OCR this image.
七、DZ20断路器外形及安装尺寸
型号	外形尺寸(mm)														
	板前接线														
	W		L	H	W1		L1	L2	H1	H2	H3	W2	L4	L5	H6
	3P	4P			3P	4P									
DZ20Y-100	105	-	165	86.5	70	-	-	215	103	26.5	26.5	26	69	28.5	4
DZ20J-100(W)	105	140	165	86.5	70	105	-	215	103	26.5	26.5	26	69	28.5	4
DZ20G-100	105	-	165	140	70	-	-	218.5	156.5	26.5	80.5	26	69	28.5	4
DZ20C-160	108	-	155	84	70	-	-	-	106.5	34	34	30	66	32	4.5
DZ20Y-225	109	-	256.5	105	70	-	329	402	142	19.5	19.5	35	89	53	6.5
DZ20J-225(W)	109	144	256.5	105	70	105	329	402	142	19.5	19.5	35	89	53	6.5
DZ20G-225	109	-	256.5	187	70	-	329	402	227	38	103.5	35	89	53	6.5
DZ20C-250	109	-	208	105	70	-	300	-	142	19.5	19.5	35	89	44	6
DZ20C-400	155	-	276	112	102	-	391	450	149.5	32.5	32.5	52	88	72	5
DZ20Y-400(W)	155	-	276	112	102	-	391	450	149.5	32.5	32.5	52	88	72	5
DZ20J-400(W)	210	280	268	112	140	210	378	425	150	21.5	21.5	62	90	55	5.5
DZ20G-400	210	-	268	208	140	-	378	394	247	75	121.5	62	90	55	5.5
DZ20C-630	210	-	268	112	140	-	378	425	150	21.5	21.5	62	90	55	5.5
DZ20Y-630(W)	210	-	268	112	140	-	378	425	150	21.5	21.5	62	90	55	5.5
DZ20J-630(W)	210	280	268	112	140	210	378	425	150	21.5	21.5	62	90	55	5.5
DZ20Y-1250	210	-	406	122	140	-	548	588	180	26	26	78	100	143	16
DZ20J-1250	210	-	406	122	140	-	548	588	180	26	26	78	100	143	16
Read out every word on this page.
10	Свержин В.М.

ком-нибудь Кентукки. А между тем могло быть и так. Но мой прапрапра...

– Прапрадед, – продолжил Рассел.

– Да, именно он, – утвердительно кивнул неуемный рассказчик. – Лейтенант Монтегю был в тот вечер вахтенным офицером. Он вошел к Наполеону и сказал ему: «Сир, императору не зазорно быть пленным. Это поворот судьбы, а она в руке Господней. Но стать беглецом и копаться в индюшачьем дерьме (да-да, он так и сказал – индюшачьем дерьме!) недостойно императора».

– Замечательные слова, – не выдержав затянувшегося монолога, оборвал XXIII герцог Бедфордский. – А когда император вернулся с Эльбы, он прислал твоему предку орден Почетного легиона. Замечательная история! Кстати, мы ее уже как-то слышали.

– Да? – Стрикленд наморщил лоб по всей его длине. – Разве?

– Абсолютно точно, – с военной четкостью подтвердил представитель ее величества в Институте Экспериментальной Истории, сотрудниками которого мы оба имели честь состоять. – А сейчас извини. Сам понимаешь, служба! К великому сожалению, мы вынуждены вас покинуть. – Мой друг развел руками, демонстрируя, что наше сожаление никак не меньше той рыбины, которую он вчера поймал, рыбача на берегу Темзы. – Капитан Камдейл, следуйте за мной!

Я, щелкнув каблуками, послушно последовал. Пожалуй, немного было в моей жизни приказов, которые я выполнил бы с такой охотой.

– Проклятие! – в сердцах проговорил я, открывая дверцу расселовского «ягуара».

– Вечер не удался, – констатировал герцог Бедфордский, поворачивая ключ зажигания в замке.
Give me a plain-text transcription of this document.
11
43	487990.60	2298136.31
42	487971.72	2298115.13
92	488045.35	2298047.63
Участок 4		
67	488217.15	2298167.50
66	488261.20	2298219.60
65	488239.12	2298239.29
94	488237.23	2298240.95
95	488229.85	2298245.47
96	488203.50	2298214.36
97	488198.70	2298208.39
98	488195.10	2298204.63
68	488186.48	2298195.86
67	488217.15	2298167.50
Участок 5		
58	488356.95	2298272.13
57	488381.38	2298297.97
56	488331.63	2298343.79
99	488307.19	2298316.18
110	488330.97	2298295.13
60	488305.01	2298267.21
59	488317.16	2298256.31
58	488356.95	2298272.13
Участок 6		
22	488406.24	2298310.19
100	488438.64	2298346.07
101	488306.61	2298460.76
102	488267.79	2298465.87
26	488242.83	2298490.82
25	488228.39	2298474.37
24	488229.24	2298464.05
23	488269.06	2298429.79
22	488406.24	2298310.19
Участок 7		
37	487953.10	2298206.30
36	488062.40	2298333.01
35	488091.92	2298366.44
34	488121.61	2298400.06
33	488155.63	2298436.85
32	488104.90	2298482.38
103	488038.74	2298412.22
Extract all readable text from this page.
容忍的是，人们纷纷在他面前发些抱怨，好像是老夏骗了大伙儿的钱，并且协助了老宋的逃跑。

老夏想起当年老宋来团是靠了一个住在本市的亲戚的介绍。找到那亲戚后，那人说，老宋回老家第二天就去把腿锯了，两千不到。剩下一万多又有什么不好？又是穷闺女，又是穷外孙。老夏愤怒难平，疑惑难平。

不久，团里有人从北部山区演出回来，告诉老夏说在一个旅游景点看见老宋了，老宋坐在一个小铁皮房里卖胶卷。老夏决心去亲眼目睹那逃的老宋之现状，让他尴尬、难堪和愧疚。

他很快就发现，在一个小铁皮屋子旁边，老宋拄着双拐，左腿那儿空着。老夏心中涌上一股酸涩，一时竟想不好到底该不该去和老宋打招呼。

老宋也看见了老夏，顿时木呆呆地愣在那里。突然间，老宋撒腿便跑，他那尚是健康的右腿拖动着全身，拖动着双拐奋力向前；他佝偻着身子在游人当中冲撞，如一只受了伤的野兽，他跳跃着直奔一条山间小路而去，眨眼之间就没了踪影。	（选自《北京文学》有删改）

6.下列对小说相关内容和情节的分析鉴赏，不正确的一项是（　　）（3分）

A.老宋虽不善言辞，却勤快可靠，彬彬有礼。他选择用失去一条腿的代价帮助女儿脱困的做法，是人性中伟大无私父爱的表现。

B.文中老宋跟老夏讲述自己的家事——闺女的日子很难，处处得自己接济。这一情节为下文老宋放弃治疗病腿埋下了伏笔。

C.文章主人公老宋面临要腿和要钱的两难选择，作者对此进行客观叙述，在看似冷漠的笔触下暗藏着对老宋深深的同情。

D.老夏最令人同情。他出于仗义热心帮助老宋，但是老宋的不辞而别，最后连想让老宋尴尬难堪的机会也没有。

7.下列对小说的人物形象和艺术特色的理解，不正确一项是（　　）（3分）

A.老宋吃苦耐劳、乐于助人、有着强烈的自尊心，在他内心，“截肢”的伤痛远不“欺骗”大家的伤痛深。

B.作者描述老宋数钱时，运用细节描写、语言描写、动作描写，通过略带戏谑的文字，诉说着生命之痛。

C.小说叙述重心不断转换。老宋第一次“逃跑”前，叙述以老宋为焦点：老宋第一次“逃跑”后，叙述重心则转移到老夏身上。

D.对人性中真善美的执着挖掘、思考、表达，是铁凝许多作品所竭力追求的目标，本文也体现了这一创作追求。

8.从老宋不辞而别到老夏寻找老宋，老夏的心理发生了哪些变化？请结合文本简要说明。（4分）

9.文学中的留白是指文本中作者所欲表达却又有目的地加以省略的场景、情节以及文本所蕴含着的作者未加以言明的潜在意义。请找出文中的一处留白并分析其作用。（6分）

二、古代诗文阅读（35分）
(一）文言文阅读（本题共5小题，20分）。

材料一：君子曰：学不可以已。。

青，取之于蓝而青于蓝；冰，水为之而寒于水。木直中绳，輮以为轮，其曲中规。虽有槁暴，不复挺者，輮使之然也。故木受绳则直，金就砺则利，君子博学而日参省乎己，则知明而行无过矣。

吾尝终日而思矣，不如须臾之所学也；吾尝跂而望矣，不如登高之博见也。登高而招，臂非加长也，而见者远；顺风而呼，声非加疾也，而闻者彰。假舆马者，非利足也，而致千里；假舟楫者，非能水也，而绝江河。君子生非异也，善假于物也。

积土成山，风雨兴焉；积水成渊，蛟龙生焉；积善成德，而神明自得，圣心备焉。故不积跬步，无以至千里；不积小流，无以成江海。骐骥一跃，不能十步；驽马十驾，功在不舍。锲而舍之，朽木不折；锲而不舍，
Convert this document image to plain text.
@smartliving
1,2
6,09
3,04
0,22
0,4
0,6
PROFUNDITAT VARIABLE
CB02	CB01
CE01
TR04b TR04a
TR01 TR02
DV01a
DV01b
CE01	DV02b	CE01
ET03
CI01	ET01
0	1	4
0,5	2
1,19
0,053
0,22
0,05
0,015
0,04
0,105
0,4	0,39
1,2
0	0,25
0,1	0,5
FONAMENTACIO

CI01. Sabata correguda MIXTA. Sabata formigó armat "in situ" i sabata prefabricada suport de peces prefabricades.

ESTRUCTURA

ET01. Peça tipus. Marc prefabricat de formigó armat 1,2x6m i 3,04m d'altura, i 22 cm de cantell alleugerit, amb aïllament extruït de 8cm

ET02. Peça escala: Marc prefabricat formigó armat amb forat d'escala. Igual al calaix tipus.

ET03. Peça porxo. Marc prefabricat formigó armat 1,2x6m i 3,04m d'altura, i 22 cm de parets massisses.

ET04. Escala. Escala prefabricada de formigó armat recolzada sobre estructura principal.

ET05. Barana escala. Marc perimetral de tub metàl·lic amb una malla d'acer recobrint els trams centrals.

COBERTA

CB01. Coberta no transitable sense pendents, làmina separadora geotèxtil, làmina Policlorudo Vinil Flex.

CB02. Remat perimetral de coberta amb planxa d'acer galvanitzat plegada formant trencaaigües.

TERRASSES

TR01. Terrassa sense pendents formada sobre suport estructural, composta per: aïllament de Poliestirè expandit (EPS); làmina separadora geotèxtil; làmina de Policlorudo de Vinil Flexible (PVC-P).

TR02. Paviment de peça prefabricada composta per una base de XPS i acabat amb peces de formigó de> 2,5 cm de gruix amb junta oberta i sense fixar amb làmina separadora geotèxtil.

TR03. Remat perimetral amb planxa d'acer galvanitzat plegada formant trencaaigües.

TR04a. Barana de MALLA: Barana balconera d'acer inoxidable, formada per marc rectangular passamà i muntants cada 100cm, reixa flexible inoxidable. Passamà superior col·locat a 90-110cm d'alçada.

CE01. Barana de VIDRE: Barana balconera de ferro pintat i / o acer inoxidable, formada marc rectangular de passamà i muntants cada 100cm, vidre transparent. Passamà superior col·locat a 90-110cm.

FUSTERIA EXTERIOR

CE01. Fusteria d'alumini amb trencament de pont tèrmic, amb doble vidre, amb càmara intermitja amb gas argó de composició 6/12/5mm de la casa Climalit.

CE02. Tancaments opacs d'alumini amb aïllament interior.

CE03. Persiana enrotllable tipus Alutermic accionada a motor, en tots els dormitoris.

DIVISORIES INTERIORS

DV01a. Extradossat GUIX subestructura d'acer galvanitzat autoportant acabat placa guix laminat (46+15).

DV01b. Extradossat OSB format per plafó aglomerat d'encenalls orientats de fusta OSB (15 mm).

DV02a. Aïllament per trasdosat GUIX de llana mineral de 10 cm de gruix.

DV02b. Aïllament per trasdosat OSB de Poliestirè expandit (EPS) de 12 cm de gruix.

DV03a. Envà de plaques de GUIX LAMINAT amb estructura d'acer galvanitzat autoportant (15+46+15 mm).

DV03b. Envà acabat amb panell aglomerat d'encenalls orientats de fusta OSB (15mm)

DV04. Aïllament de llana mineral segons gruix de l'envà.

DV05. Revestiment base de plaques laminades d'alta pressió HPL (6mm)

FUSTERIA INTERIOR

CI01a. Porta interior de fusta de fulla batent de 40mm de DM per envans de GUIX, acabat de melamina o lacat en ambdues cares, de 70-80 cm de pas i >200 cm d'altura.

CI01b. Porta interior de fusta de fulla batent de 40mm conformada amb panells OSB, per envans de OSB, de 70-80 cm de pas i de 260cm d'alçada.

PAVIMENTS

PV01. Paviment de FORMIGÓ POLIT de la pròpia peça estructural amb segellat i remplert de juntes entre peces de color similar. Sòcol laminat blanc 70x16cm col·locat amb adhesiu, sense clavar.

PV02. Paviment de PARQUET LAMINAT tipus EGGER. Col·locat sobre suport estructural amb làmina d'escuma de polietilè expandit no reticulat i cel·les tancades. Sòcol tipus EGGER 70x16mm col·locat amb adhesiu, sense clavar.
□ □ □
*What to produce*
Extract all lines from the material above that include the word "expandit".

*Task answer*
TR01. Terrassa sense pendents formada sobre suport estructural, composta per: aïllament de Poliestirè expandit (EPS); làmina separadora geotèxtil; làmina de Policlorudo de Vinil Flexible (PVC-P).
DV02b. Aïllament per trasdosat OSB de Poliestirè expandit (EPS) de 12 cm de gruix.
PV02. Paviment de PARQUET LAMINAT tipus EGGER. Col·locat sobre suport estructural amb làmina d'escuma de polietilè expandit no reticulat i cel·les tancades. Sòcol tipus EGGER 70x16mm col·locat amb adhesiu, sense clavar.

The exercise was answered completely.